» Stated problem: Copy out the entries below in full and exactly.
========
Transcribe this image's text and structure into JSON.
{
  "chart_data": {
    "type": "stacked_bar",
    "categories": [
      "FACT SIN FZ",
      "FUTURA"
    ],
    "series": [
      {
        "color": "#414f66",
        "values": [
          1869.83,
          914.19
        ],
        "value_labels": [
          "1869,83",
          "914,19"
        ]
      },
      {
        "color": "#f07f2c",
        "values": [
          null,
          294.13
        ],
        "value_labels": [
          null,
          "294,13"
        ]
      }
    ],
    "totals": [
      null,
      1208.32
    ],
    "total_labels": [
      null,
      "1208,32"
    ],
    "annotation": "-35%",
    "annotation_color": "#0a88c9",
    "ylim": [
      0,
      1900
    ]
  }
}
========
» Written answer:
Transcribe this image's text and structure into JSON.
{
  "chart_data": {
    "type": "stacked_bar",
    "categories": [
      "FACT SIN FZ",
      "FUTURA"
    ],
    "series": [
      {
        "color": "#414f66",
        "values": [
          1869.83,
          914.19
        ],
        "value_labels": [
          "1869,83",
          "914,19"
        ]
      },
      {
        "color": "#f07f2c",
        "values": [
          null,
          294.13
        ],
        "value_labels": [
          null,
          "294,13"
        ]
      }
    ],
    "totals": [
      null,
      1208.32
    ],
    "total_labels": [
      null,
      "1208,32"
    ],
    "annotation": "-35%",
    "annotation_color": "#0a88c9",
    "ylim": [
      0,
      1900
    ]
  }
}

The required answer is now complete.